> [Your goal]
All entries below need to be written out exactly, but without their pictures.

--- BEGIN Record excerpts ---

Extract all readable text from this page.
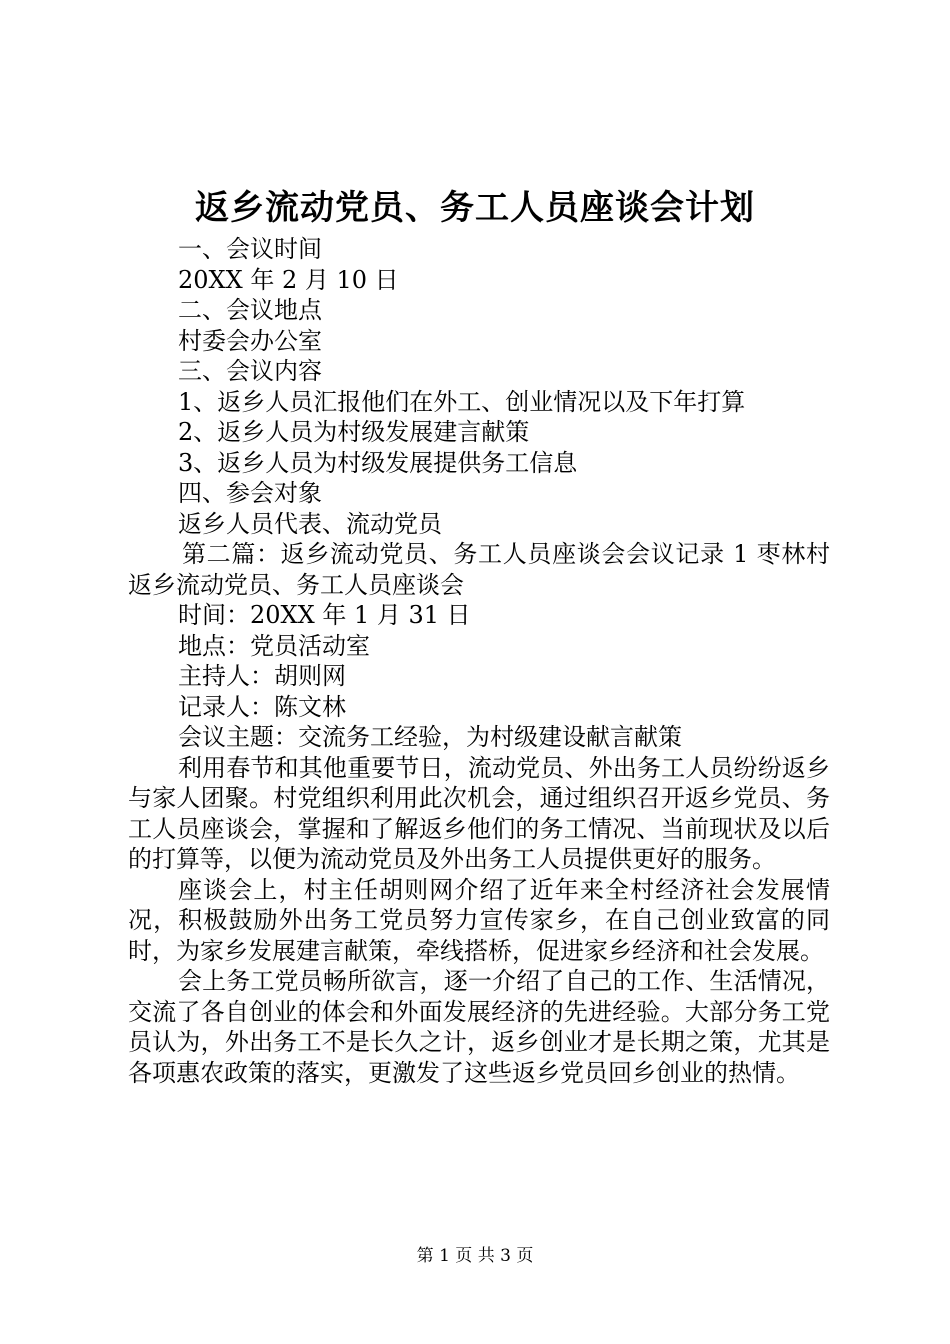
返乡流动党员、务工人员座谈会计划
一、会议时间
20XX 年 2 月 10 日
二、会议地点
村委会办公室
三、会议内容
1、返乡人员汇报他们在外工、创业情况以及下年打算
2、返乡人员为村级发展建言献策
3、返乡人员为村级发展提供务工信息
四、参会对象
返乡人员代表、流动党员
第二篇：返乡流动党员、务工人员座谈会会议记录 1 枣林村返乡流动党员、务工人员座谈会
时间：20XX 年 1 月 31 日
地点：党员活动室
主持人：胡则网
记录人：陈文林
会议主题：交流务工经验，为村级建设献言献策
利用春节和其他重要节日，流动党员、外出务工人员纷纷返乡与家人团聚。村党组织利用此次机会，通过组织召开返乡党员、务工人员座谈会，掌握和了解返乡他们的务工情况、当前现状及以后的打算等，以便为流动党员及外出务工人员提供更好的服务。
座谈会上，村主任胡则网介绍了近年来全村经济社会发展情况，积极鼓励外出务工党员努力宣传家乡，在自己创业致富的同时，为家乡发展建言献策，牵线搭桥，促进家乡经济和社会发展。
会上务工党员畅所欲言，逐一介绍了自己的工作、生活情况，交流了各自创业的体会和外面发展经济的先进经验。大部分务工党员认为，外出务工不是长久之计，返乡创业才是长期之策，尤其是各项惠农政策的落实，更激发了这些返乡党员回乡创业的热情。
第 1 页 共 3 页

--- END Record excerpts ---

> [Task solution]
Extract all readable text from this page.
返乡流动党员、务工人员座谈会计划
一、会议时间
20XX 年 2 月 10 日
二、会议地点
村委会办公室
三、会议内容
1、返乡人员汇报他们在外工、创业情况以及下年打算
2、返乡人员为村级发展建言献策
3、返乡人员为村级发展提供务工信息
四、参会对象
返乡人员代表、流动党员
第二篇：返乡流动党员、务工人员座谈会会议记录 1 枣林村返乡流动党员、务工人员座谈会
时间：20XX 年 1 月 31 日
地点：党员活动室
主持人：胡则网
记录人：陈文林
会议主题：交流务工经验，为村级建设献言献策
利用春节和其他重要节日，流动党员、外出务工人员纷纷返乡与家人团聚。村党组织利用此次机会，通过组织召开返乡党员、务工人员座谈会，掌握和了解返乡他们的务工情况、当前现状及以后的打算等，以便为流动党员及外出务工人员提供更好的服务。
座谈会上，村主任胡则网介绍了近年来全村经济社会发展情况，积极鼓励外出务工党员努力宣传家乡，在自己创业致富的同时，为家乡发展建言献策，牵线搭桥，促进家乡经济和社会发展。
会上务工党员畅所欲言，逐一介绍了自己的工作、生活情况，交流了各自创业的体会和外面发展经济的先进经验。大部分务工党员认为，外出务工不是长久之计，返乡创业才是长期之策，尤其是各项惠农政策的落实，更激发了这些返乡党员回乡创业的热情。
第 1 页 共 3 页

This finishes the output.